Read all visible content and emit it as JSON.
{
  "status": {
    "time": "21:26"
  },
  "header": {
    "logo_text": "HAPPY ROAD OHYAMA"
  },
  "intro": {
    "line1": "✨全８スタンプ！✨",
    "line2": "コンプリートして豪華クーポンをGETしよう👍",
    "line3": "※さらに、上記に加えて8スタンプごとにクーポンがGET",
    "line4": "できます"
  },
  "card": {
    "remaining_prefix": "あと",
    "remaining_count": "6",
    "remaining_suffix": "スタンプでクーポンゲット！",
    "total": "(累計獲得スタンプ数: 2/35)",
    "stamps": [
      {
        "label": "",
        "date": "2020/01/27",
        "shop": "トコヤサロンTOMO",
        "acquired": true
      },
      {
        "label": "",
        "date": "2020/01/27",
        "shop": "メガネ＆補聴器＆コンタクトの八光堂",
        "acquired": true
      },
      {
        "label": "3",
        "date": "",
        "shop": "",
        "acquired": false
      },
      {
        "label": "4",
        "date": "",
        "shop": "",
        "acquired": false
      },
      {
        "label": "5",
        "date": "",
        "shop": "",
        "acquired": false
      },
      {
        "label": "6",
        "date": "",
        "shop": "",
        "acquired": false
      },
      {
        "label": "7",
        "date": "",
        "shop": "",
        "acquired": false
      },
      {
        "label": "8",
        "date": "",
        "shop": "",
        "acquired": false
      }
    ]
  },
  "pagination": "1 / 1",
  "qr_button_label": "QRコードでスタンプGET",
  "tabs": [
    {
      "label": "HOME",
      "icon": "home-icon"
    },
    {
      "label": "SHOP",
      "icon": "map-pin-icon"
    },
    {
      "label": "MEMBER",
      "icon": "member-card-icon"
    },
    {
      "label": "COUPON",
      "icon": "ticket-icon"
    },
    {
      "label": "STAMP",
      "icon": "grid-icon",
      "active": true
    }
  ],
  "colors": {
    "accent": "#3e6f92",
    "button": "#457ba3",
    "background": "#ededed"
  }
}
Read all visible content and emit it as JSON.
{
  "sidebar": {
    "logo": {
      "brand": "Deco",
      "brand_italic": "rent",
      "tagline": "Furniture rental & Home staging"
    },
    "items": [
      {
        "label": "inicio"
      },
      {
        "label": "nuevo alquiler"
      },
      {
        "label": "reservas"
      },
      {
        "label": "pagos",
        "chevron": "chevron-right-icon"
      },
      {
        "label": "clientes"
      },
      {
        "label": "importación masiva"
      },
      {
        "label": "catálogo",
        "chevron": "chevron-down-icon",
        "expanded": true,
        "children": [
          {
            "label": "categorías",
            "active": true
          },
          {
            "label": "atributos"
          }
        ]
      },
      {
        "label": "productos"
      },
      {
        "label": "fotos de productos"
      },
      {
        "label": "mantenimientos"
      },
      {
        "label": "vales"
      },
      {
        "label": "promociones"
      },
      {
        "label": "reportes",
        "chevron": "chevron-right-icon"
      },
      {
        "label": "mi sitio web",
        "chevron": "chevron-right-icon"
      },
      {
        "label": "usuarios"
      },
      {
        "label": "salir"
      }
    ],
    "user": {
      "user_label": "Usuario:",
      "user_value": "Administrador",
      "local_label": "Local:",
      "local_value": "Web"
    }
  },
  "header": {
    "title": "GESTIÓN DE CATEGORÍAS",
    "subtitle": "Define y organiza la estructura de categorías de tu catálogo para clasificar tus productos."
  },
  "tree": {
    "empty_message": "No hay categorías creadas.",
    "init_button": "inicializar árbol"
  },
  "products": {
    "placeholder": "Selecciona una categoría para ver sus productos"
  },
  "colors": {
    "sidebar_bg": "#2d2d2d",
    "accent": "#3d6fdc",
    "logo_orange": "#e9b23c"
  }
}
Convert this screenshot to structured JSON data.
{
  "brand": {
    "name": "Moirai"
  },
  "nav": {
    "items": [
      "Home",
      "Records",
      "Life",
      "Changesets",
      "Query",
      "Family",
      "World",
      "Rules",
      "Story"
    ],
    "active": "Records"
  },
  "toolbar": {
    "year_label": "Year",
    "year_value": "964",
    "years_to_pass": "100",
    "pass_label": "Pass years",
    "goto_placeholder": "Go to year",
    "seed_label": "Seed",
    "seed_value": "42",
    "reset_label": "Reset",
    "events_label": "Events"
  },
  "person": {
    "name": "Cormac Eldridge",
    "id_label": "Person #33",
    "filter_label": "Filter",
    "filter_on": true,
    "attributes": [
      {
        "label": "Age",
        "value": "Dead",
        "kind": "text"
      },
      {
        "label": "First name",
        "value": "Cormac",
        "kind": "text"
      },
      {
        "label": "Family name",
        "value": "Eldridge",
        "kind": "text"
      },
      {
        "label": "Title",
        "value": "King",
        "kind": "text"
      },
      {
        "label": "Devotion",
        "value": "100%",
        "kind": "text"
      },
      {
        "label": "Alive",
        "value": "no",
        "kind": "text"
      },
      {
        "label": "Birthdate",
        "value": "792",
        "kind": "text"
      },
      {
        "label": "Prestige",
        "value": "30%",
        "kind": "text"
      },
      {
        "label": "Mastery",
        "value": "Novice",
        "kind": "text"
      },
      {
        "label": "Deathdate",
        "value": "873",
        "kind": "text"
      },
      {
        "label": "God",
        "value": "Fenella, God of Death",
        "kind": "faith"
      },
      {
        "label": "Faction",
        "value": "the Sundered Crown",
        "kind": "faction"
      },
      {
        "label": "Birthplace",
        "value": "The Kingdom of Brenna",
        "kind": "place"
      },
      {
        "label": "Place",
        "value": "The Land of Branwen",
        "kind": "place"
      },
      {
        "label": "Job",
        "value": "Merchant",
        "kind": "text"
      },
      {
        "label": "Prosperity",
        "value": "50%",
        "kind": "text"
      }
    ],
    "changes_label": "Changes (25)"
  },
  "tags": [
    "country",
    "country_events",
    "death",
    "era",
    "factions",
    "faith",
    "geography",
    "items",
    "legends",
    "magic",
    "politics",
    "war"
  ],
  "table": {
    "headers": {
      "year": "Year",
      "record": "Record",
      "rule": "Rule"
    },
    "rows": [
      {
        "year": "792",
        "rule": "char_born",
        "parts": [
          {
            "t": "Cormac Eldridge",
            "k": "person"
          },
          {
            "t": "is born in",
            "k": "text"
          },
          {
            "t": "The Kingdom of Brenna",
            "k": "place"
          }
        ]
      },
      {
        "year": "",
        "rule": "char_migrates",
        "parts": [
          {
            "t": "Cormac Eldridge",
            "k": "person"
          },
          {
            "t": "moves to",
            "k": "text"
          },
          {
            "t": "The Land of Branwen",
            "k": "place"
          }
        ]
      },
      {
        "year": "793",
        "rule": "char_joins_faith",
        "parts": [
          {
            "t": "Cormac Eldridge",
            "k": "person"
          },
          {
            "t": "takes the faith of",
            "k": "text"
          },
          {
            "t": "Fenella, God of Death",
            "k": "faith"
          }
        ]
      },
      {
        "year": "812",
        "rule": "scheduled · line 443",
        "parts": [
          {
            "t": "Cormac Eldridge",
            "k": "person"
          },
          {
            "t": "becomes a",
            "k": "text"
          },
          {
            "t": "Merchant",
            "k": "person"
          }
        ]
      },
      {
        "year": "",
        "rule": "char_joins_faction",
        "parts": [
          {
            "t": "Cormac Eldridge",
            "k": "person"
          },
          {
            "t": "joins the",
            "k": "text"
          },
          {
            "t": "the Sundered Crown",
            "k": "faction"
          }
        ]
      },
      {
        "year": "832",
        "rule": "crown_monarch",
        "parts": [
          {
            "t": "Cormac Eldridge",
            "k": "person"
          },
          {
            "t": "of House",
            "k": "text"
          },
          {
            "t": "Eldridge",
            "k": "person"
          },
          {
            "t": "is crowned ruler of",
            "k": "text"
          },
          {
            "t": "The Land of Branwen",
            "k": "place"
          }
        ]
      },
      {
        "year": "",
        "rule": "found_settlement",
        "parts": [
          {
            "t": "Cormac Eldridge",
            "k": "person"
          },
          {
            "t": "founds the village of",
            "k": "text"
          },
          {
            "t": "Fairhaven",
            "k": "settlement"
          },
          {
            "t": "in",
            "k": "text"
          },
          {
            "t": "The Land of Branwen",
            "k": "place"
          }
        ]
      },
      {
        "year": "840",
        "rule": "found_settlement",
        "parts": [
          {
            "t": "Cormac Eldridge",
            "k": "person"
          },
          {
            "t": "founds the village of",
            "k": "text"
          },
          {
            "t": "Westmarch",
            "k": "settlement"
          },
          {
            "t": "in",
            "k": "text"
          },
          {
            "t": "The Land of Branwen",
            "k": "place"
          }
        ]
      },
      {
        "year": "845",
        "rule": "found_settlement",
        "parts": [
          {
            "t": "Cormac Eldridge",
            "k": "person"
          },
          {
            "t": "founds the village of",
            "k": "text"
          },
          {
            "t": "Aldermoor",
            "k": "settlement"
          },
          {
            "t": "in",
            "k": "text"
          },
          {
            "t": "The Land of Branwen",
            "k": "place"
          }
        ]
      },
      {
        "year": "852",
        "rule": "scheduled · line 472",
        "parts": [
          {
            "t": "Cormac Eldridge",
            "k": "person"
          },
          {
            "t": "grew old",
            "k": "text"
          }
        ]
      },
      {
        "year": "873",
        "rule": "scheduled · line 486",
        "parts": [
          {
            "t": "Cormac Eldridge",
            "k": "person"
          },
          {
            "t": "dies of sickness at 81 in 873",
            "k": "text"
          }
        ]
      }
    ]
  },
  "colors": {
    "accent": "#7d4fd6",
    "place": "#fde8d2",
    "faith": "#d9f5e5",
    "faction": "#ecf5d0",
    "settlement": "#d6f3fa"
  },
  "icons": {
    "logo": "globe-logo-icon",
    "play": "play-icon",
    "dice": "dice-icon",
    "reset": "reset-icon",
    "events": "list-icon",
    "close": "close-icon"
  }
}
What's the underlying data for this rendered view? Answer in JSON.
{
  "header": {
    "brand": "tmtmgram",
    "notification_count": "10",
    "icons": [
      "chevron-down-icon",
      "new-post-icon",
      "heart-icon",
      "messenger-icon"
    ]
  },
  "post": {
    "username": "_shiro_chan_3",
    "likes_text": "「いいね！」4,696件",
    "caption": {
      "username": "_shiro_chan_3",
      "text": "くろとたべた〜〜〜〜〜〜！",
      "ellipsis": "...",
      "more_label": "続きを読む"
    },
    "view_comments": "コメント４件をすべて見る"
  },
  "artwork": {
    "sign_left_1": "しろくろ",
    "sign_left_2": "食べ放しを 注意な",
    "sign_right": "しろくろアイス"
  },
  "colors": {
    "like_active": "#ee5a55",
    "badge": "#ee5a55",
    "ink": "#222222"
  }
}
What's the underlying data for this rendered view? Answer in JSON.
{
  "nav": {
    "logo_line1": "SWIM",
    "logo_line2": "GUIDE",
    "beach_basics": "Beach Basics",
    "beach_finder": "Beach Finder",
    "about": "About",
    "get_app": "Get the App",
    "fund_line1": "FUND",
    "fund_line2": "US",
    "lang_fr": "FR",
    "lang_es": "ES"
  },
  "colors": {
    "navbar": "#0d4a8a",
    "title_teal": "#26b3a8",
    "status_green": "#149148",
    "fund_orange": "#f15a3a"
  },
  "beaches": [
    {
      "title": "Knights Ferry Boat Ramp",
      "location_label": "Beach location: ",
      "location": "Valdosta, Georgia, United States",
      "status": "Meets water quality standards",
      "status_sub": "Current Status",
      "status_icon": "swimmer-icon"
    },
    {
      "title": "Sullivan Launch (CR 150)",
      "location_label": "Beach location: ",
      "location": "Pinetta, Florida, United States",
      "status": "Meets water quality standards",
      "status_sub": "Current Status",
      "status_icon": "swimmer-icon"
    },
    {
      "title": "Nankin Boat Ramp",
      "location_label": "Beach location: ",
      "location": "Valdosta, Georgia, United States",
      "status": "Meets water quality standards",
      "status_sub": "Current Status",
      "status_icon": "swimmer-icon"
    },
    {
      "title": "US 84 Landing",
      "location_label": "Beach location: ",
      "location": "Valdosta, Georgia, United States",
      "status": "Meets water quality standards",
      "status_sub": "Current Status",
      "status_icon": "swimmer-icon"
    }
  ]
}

= = =

• _TASK_:
Of the lines above, how many contain the string "accent"? Only the number is required.

• _TASK SOLUTION_:
3